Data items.
BEGIN
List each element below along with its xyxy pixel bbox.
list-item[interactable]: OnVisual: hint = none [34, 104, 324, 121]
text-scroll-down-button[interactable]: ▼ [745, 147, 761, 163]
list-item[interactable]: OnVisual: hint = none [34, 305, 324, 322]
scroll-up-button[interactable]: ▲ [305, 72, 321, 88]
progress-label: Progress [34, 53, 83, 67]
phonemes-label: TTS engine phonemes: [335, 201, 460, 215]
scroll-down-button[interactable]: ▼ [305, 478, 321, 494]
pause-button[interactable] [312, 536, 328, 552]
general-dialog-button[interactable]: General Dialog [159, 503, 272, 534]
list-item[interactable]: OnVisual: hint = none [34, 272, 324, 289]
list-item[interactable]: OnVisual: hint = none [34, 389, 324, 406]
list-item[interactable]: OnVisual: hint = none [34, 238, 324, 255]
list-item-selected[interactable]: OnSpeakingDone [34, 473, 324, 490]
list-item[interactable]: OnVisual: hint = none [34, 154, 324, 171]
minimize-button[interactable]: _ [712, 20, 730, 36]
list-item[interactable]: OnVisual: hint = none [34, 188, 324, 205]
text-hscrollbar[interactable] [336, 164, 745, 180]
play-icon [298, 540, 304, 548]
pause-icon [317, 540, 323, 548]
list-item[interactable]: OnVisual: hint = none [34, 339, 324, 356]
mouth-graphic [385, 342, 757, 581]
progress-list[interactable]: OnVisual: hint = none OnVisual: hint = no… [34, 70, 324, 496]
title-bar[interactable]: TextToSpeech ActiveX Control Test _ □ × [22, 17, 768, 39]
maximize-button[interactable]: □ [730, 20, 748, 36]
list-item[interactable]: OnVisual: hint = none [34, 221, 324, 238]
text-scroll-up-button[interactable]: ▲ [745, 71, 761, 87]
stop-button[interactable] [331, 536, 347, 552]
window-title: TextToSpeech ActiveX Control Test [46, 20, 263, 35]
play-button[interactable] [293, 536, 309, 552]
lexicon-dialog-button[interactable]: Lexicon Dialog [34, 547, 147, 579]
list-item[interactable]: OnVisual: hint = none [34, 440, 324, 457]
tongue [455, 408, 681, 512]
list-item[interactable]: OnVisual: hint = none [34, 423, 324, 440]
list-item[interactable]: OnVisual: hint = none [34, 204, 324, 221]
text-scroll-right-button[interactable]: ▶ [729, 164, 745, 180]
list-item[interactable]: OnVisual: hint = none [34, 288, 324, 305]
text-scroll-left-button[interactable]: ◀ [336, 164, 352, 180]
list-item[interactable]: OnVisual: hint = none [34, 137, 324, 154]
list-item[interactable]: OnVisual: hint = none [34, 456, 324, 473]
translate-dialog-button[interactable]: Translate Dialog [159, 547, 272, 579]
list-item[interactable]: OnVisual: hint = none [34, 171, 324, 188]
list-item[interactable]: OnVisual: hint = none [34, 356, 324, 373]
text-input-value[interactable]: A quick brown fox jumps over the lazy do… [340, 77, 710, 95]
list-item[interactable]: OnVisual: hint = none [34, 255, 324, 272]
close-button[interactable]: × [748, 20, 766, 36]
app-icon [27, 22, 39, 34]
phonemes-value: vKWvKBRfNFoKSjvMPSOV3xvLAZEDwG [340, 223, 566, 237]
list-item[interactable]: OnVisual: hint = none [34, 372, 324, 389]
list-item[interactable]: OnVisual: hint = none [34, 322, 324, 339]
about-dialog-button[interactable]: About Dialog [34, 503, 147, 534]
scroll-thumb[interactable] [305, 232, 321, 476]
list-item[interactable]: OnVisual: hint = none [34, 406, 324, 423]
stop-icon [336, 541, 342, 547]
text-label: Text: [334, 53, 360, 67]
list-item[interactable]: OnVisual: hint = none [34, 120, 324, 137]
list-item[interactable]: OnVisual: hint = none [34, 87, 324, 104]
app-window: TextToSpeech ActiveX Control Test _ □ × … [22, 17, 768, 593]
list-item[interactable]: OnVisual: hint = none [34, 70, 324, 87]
END
Copy these records line for line, with no changes.

List each element below along with its xyxy pixel bbox.
list-item[interactable]: OnVisual: hint = none [34, 104, 324, 121]
text-scroll-down-button[interactable]: ▼ [745, 147, 761, 163]
list-item[interactable]: OnVisual: hint = none [34, 305, 324, 322]
scroll-up-button[interactable]: ▲ [305, 72, 321, 88]
progress-label: Progress [34, 53, 83, 67]
phonemes-label: TTS engine phonemes: [335, 201, 460, 215]
scroll-down-button[interactable]: ▼ [305, 478, 321, 494]
pause-button[interactable] [312, 536, 328, 552]
general-dialog-button[interactable]: General Dialog [159, 503, 272, 534]
list-item[interactable]: OnVisual: hint = none [34, 272, 324, 289]
list-item[interactable]: OnVisual: hint = none [34, 389, 324, 406]
list-item[interactable]: OnVisual: hint = none [34, 238, 324, 255]
list-item-selected[interactable]: OnSpeakingDone [34, 473, 324, 490]
list-item[interactable]: OnVisual: hint = none [34, 154, 324, 171]
minimize-button[interactable]: _ [712, 20, 730, 36]
list-item[interactable]: OnVisual: hint = none [34, 188, 324, 205]
text-hscrollbar[interactable] [336, 164, 745, 180]
play-icon [298, 540, 304, 548]
pause-icon [317, 540, 323, 548]
list-item[interactable]: OnVisual: hint = none [34, 339, 324, 356]
mouth-graphic [385, 342, 757, 581]
progress-list[interactable]: OnVisual: hint = none OnVisual: hint = no… [34, 70, 324, 496]
title-bar[interactable]: TextToSpeech ActiveX Control Test _ □ × [22, 17, 768, 39]
maximize-button[interactable]: □ [730, 20, 748, 36]
list-item[interactable]: OnVisual: hint = none [34, 221, 324, 238]
text-scroll-up-button[interactable]: ▲ [745, 71, 761, 87]
stop-button[interactable] [331, 536, 347, 552]
window-title: TextToSpeech ActiveX Control Test [46, 20, 263, 35]
play-button[interactable] [293, 536, 309, 552]
lexicon-dialog-button[interactable]: Lexicon Dialog [34, 547, 147, 579]
list-item[interactable]: OnVisual: hint = none [34, 440, 324, 457]
tongue [455, 408, 681, 512]
list-item[interactable]: OnVisual: hint = none [34, 423, 324, 440]
list-item[interactable]: OnVisual: hint = none [34, 204, 324, 221]
text-scroll-right-button[interactable]: ▶ [729, 164, 745, 180]
list-item[interactable]: OnVisual: hint = none [34, 288, 324, 305]
text-scroll-left-button[interactable]: ◀ [336, 164, 352, 180]
list-item[interactable]: OnVisual: hint = none [34, 137, 324, 154]
list-item[interactable]: OnVisual: hint = none [34, 456, 324, 473]
translate-dialog-button[interactable]: Translate Dialog [159, 547, 272, 579]
list-item[interactable]: OnVisual: hint = none [34, 171, 324, 188]
list-item[interactable]: OnVisual: hint = none [34, 356, 324, 373]
text-input-value[interactable]: A quick brown fox jumps over the lazy do… [340, 77, 710, 95]
list-item[interactable]: OnVisual: hint = none [34, 255, 324, 272]
close-button[interactable]: × [748, 20, 766, 36]
app-icon [27, 22, 39, 34]
phonemes-value: vKWvKBRfNFoKSjvMPSOV3xvLAZEDwG [340, 223, 566, 237]
list-item[interactable]: OnVisual: hint = none [34, 372, 324, 389]
list-item[interactable]: OnVisual: hint = none [34, 322, 324, 339]
about-dialog-button[interactable]: About Dialog [34, 503, 147, 534]
scroll-thumb[interactable] [305, 232, 321, 476]
list-item[interactable]: OnVisual: hint = none [34, 406, 324, 423]
stop-icon [336, 541, 342, 547]
text-label: Text: [334, 53, 360, 67]
list-item[interactable]: OnVisual: hint = none [34, 120, 324, 137]
list-item[interactable]: OnVisual: hint = none [34, 87, 324, 104]
app-window: TextToSpeech ActiveX Control Test _ □ × … [22, 17, 768, 593]
list-item[interactable]: OnVisual: hint = none [34, 70, 324, 87]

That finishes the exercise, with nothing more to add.